/stream2segment

A Python project to download, process and visualize medium-to-massive amount of seismic waveforms and metadata

Primary LanguagePythonGNU General Public License v3.0GPL-3.0

Stream2segment

A Python project to download, process and visualize event-based seismic waveform segments, specifically designed to manage big volumes of data.

The key aspects with respect to widely-used similar applications is the use of a Relational database management system (RDBMS) to store downloaded data and metadata. Note the program supports SQLite and Postgres RDBMS. For massive downloads (as a rule of thumb: ≥ 1 million segments) we suggest to use Postgres, and we strongly suggest to run the program on computers with at least 16GB of RAM.

The main advantages of this approach are:

  • Storage efficiency: no huge amount of files, no complex, virtually unusable directory structures. Moreover, a database prevents data and metatada inconsistency by design, and allows more easily to track what has already been downloaded in order to customize and improve further downloads

  • Simple Python objects representing stored data and relationships, easy to work with in any kind of custom code. For instance, a segment is represented by a Segment object with its data, metadata and related objects easily accessible through its attributes, e.g., segment.stream(), segment.maxgap_numsamples, segment.event.magnitude, segment.station.network, segment.channel.orientation_code and so on.

  • A powerful segments selection made even easier by means of a simplified syntax: map any attribute described above to a selection expression (e.g. segment.event.magnitude: "[4, 5)") and with few lines you can compose complex database queries such as e.g., "get all downloaded segments within a given magnitude range, with no gaps, enough data (related to the requested data), from broadband channels only and a given specific network"

Each download is highly customizable with several parameters for any step required (event, data center, station and waveform data download). In addition, as data is never downloaded per se, Stream2segment helps the whole workflow with:

  • An integrated processing environment to get any user-dependent output (e.g., tabular output such as CSV or HDF files). Write your segment selection in a configuration (YAML) file, and your own code in a processing (Python) module. Pass both files to the s2s process command, and Stream2segment takes care of executing the code on all selected segments, interacting with the database for you while displaying progress bars, estimated available time, and handling errors.

  • A visualization tool to show any kind of user defined plot from each selected segment. Similar to the processing case above, write your selection in the configuration file and the code of your own plots in the processing (or any Python) module. Pass both files to the s2s show command, and Stream2segment takes care of visualizing your plots in a web browser Graphical User Interface (GUI) with no external programs required. The GUI can also be used to label segments with user-defined classes in order to refine the segments selection later, or for creating datasets in machine-learning supervised classification problems

  • Several utilities to interact with the database, print download reports or show interactive stats on web GUI maps (see command s2s utils)

### DATASET CONTENT
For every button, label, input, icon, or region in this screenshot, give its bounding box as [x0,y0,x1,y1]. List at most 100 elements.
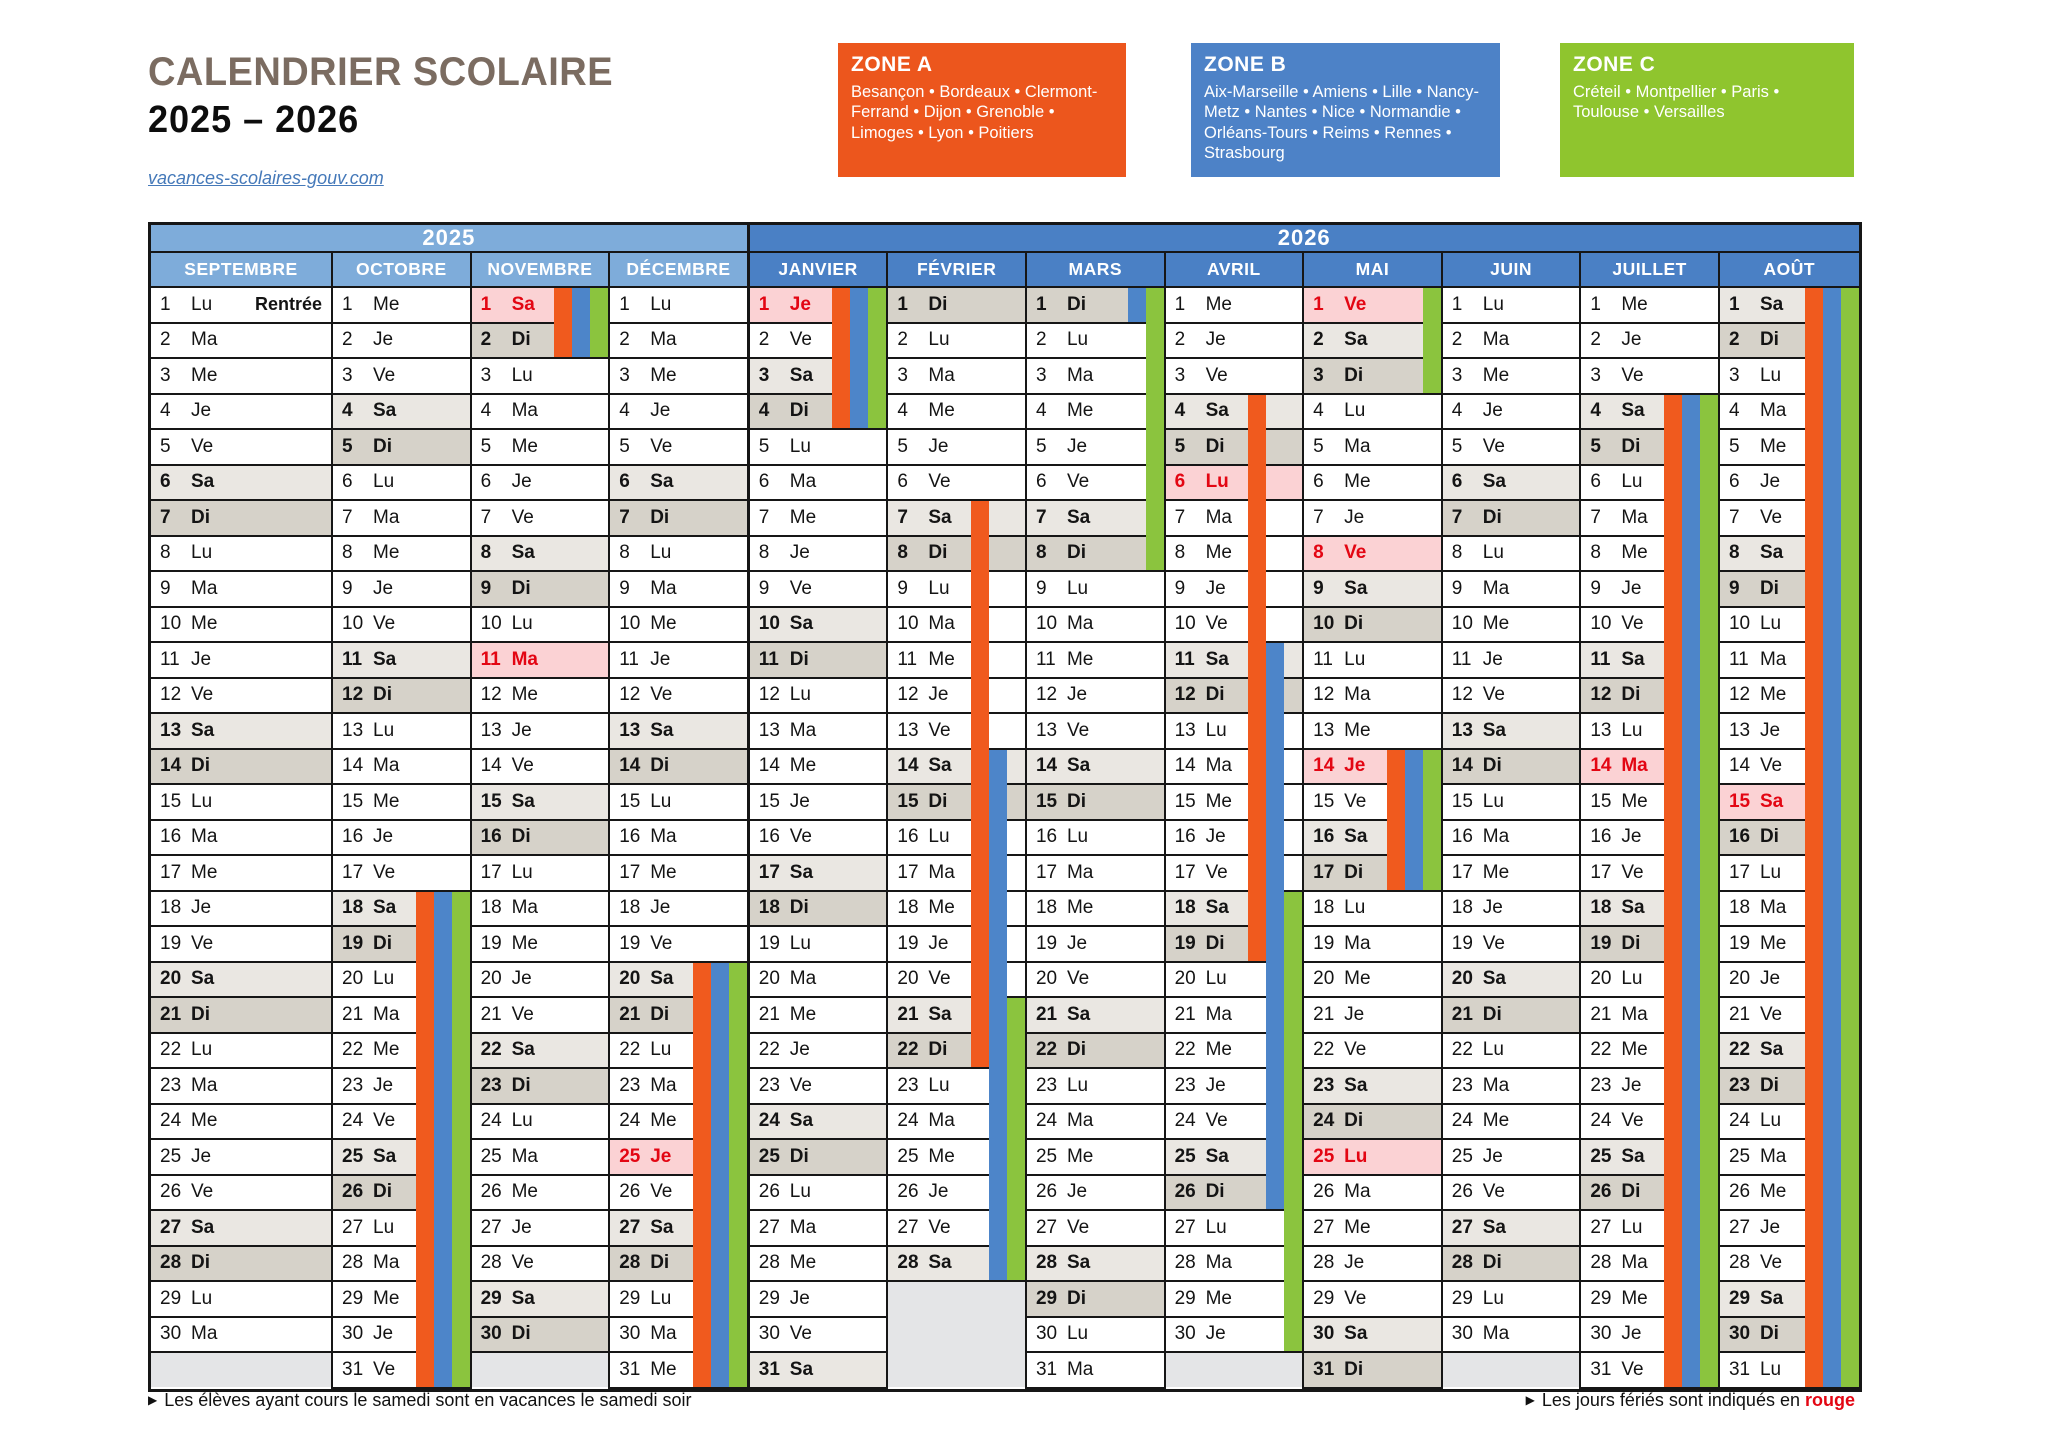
weekday-abbr: Ve [789,329,812,351]
weekday-abbr: Ma [1621,1003,1648,1025]
weekday-abbr: Me [928,1145,955,1167]
weekday-abbr: Me [191,861,218,883]
day-cell: 29 Lu [151,1282,331,1318]
day-number: 26 [480,1181,502,1203]
day-number: 12 [1728,684,1751,706]
day-cell: 17 Me [151,856,331,892]
weekday-abbr: Me [511,684,538,706]
day-cell: 20 Sa [1442,962,1580,998]
day-cell: 21 Di [151,998,331,1034]
day-number: 22 [1174,1039,1196,1061]
day-number: 18 [1590,897,1612,919]
weekday-abbr: Lu [928,577,950,599]
day-cell: 12 Je [1026,678,1164,714]
day-cell: 18 Me [1026,891,1164,927]
weekday-abbr: Me [373,1039,400,1061]
day-cell: 31 Di [1304,1353,1441,1389]
weekday-abbr: Sa [1759,1039,1784,1061]
day-number: 6 [1728,471,1740,493]
day-cell: 16 Ma [151,820,331,856]
day-number: 16 [758,826,780,848]
day-number: 27 [1313,1216,1335,1238]
day-cell: 6 Ve [1026,465,1164,501]
weekday-abbr: Lu [511,861,533,883]
day-number: 12 [1174,684,1196,706]
day-number: 19 [1035,932,1058,954]
day-cell: 5 Je [1026,430,1164,466]
weekday-abbr: Di [191,1003,210,1025]
day-number: 7 [619,506,630,528]
day-number: 28 [1451,1252,1473,1274]
weekday-abbr: Sa [928,506,952,528]
weekday-abbr: Ma [191,577,218,599]
weekday-abbr: Lu [511,613,533,635]
day-cell: 26 Ma [1304,1175,1441,1211]
weekday-abbr: Sa [1759,1287,1784,1309]
month-days-avril: 1 Me 2 Je 3 Ve 4 Sa 5 Di 6 Lu 7 Ma 8 Me 9 Je 10 Ve 11 Sa 12 Di 1… [1165,288,1303,1387]
weekday-abbr: Sa [928,755,952,777]
day-number: 26 [1728,1181,1751,1203]
month-header-mai: MAI [1304,253,1441,288]
day-number: 29 [160,1287,182,1309]
month-header-mars: MARS [1026,253,1164,288]
vacation-stripe-zone-c [1284,891,1303,1351]
weekday-abbr: Ve [789,1323,812,1345]
zone-box-a: ZONE A Besançon • Bordeaux • Clermont-Fer… [838,43,1126,177]
weekday-abbr: Ma [1621,755,1648,777]
weekday-abbr: Je [1482,400,1503,422]
day-cell: 14 Ma [333,749,470,785]
day-cell: 12 Ve [610,678,747,714]
day-number: 22 [619,1039,641,1061]
weekday-abbr: Sa [1482,968,1506,990]
weekday-abbr: Lu [191,542,213,564]
day-number: 16 [1313,826,1335,848]
weekday-abbr: Me [1066,400,1094,422]
day-number: 28 [897,1252,919,1274]
weekday-abbr: Ve [1205,861,1228,883]
day-cell: 10 Me [1442,607,1580,643]
day-number: 17 [1728,861,1751,883]
day-cell: 13 Ve [888,714,1025,750]
day-cell: 11 Me [888,643,1025,679]
day-cell: 6 Ve [888,465,1025,501]
vacation-stripe-zone-b [1127,288,1146,322]
website-link[interactable]: vacances-scolaires-gouv.com [148,167,384,188]
weekday-abbr: Me [1205,790,1232,812]
weekday-abbr: Lu [373,471,395,493]
month-days-mars: 1 Di 2 Lu 3 Ma 4 Me 5 Je 6 Ve 7 Sa 8 Di 9 Lu 10 Ma 11 Me 12 Je 1… [1026,288,1164,1389]
day-number: 2 [1590,329,1601,351]
weekday-abbr: Ve [789,826,812,848]
day-cell: 15 Lu [1442,785,1580,821]
day-cell: 1 Me [1581,288,1718,324]
day-number: 16 [160,826,182,848]
day-number: 25 [1174,1145,1196,1167]
weekday-abbr: Lu [1759,613,1782,635]
weekday-abbr: Lu [1482,1287,1504,1309]
day-number: 16 [1174,826,1196,848]
day-cell: 8 Ve [1304,536,1441,572]
day-cell: 7 Di [151,501,331,537]
weekday-abbr: Ve [1621,613,1644,635]
day-cell: 3 Ve [333,359,470,395]
day-number: 8 [1590,542,1601,564]
day-number: 28 [619,1252,641,1274]
day-cell: 30 Je [1165,1317,1303,1353]
day-number: 20 [160,968,182,990]
weekday-abbr: Sa [1066,506,1091,528]
day-number: 10 [1728,613,1751,635]
weekday-abbr: Ve [1066,471,1090,493]
weekday-abbr: Je [191,400,212,422]
day-number: 28 [160,1252,182,1274]
day-number: 9 [1590,577,1601,599]
day-number: 8 [1451,542,1463,564]
weekday-abbr: Ma [1066,861,1094,883]
day-cell: 13 Sa [151,714,331,750]
day-number: 15 [1035,790,1058,812]
day-number: 15 [1728,790,1751,812]
vacation-stripe-zone-a [415,891,434,1387]
weekday-abbr: Sa [789,1358,814,1380]
day-number: 4 [619,400,630,422]
weekday-abbr: Ma [1344,932,1371,954]
day-number: 27 [342,1216,364,1238]
rentree-label: Rentrée [254,294,322,315]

### ACTIONS TO TAKE
A) Say whether each statement agrees with the Stream2segment description, answering yes or no and quoting the deciding words: (i) The program supports both SQLite and Postgres. (ii) For massive downloads, SQLite is the suggested database. (iii) The visualization tool needs an external program to display plots.
B) Transcribe the part of the Stream2segment description between "A Python project to download, process and visualize event-based" and "16GB of RAM.", inclusive.
The data have no connection to the Stream2segment description.

### ANSWERS TO THE EXERCISE
A)
(i) Yes: "Note the program supports SQLite and Postgres RDBMS."
(ii) No: "For massive downloads (as a rule of thumb: ≥ 1 million segments) we suggest to use Postgres"
(iii) No: "with no external programs required"

B)
A Python project to download, process and visualize event-based seismic waveform segments, specifically designed to manage big volumes of data.

The key aspects with respect to widely-used similar applications is the use of a Relational database management system (RDBMS) to store downloaded data and metadata. Note the program supports SQLite and Postgres RDBMS. For massive downloads (as a rule of thumb: ≥ 1 million segments) we suggest to use Postgres, and we strongly suggest to run the program on computers with at least 16GB of RAM.